# LISTING:
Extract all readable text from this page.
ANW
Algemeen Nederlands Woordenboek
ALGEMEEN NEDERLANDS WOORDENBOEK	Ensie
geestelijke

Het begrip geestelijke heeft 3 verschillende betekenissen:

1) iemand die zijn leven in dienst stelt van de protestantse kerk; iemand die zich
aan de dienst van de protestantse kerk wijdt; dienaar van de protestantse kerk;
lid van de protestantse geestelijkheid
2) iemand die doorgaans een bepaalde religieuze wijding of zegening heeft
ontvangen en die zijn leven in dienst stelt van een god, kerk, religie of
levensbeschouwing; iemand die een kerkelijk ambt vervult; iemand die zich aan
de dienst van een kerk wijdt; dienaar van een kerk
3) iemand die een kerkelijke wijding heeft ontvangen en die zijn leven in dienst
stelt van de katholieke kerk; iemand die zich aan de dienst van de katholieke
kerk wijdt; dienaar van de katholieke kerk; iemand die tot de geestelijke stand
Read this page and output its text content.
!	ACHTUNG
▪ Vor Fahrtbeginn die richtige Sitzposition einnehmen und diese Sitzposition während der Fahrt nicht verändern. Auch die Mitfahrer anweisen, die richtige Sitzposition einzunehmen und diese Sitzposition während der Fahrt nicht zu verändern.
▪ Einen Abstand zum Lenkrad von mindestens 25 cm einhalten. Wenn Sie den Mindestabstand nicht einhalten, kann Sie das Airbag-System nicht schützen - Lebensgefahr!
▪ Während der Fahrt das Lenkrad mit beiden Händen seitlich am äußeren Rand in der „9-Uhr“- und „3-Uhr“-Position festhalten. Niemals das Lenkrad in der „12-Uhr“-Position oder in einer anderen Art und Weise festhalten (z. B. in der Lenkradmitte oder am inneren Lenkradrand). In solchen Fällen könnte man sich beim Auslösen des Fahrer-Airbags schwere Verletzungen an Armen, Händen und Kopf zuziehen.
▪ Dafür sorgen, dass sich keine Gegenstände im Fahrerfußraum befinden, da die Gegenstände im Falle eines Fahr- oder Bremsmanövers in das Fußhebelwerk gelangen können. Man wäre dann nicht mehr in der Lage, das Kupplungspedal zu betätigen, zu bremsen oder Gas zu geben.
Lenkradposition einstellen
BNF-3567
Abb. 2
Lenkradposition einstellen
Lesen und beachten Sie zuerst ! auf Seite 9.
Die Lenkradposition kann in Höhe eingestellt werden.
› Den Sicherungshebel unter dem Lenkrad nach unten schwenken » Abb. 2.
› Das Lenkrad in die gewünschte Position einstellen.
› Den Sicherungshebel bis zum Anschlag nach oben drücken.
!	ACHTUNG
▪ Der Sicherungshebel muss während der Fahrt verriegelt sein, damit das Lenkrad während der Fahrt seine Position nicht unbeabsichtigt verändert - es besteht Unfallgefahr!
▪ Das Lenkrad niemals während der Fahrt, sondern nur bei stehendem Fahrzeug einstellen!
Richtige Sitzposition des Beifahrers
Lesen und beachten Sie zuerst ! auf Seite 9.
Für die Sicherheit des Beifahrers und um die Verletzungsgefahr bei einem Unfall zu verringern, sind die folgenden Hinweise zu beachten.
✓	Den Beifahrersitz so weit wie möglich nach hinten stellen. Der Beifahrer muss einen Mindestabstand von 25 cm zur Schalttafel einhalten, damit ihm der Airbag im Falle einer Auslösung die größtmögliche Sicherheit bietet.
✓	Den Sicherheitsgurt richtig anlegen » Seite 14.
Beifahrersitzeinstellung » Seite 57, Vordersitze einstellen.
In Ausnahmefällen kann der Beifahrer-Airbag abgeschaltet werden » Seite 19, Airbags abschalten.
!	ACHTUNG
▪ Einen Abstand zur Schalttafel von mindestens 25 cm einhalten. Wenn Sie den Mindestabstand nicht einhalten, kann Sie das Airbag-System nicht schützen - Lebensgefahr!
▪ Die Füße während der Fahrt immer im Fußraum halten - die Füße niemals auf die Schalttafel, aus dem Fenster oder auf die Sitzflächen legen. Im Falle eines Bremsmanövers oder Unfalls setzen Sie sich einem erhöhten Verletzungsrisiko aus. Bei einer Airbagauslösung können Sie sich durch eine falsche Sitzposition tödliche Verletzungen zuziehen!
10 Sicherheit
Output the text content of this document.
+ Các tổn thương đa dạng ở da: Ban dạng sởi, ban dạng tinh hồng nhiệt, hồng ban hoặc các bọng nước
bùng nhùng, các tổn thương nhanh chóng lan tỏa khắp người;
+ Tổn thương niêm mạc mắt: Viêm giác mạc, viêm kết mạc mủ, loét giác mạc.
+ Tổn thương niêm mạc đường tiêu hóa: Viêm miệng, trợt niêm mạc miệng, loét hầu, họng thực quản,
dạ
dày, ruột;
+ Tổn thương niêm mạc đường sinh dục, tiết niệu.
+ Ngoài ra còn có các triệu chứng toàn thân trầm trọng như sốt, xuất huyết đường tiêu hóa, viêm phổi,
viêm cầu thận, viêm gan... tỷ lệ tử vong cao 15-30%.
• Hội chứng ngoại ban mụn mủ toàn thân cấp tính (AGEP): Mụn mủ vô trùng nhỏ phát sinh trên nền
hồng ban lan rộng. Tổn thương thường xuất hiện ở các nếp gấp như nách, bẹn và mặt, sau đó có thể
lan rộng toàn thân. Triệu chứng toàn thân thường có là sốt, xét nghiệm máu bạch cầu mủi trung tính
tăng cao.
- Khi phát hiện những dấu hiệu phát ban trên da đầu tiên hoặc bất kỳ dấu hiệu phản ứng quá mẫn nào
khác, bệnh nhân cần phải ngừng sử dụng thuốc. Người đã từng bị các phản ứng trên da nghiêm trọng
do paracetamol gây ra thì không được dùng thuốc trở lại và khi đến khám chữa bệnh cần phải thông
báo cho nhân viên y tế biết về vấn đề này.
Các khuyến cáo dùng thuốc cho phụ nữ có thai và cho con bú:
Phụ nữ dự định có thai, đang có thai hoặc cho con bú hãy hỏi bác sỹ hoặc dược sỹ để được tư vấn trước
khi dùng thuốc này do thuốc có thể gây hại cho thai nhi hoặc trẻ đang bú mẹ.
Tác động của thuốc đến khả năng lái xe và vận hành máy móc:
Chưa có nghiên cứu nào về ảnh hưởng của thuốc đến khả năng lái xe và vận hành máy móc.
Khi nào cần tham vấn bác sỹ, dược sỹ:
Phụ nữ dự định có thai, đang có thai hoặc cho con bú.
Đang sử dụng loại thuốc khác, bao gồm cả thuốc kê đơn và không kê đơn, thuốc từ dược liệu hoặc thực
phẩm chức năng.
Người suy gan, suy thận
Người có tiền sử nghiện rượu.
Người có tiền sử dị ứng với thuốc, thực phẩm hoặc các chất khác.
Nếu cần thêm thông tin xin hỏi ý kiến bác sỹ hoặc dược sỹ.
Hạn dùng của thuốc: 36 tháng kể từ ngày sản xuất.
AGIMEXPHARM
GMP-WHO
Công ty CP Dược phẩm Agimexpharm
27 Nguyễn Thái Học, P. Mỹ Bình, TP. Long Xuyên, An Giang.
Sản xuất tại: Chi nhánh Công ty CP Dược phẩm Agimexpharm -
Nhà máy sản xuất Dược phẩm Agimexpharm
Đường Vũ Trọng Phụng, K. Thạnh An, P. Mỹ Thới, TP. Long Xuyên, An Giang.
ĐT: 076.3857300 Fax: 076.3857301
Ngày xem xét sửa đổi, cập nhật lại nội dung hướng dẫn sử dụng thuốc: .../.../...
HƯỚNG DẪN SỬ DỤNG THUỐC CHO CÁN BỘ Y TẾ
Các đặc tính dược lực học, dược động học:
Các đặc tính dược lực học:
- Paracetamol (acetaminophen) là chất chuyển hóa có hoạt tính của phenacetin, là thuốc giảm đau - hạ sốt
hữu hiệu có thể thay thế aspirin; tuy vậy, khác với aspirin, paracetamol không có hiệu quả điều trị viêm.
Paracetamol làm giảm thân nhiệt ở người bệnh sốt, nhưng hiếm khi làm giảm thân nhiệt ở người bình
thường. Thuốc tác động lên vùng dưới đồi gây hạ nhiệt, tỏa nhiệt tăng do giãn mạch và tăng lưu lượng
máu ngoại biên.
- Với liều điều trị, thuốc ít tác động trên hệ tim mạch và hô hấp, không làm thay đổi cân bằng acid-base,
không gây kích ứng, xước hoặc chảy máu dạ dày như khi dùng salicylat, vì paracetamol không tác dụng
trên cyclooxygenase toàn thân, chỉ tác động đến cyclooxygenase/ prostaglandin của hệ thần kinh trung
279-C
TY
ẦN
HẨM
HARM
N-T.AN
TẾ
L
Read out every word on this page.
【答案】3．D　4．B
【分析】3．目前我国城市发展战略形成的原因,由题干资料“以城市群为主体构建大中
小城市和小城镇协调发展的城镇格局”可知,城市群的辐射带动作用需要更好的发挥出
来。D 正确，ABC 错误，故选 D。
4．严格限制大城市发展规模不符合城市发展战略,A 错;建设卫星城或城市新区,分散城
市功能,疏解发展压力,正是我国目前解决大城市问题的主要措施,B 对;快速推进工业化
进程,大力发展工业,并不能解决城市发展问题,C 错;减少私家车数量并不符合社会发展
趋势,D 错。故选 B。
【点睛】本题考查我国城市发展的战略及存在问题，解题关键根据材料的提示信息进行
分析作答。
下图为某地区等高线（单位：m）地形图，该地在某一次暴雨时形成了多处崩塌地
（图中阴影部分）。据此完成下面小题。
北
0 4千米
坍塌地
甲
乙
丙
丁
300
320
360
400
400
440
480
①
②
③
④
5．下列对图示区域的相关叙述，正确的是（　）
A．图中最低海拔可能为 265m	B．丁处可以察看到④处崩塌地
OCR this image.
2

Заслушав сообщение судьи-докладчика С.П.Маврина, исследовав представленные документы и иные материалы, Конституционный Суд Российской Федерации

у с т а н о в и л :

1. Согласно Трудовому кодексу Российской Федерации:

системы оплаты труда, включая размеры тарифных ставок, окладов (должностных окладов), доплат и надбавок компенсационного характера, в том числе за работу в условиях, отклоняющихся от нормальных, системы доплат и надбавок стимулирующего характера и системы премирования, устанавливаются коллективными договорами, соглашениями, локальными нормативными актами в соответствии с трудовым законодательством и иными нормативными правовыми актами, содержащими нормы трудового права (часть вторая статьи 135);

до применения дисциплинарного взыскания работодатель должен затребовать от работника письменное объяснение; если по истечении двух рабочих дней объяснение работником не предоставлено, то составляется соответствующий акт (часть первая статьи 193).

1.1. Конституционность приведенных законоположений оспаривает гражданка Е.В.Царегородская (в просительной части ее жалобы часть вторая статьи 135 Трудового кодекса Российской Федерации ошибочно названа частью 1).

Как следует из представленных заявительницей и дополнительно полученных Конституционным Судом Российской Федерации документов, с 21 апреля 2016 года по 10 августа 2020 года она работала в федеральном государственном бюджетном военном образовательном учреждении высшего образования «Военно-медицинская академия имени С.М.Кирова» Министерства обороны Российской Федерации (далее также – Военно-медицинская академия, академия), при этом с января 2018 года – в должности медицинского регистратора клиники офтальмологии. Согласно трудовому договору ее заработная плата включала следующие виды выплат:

# OBJECTIVE:
Go through the entries and return each line where the word "Sicherungshebel" appears.

# FINAL RESULT:
› Den Sicherungshebel unter dem Lenkrad nach unten schwenken » Abb. 2.
› Den Sicherungshebel bis zum Anschlag nach oben drücken.
▪ Der Sicherungshebel muss während der Fahrt verriegelt sein, damit das Lenkrad während der Fahrt seine Position nicht unbeabsichtigt verändert - es besteht Unfallgefahr!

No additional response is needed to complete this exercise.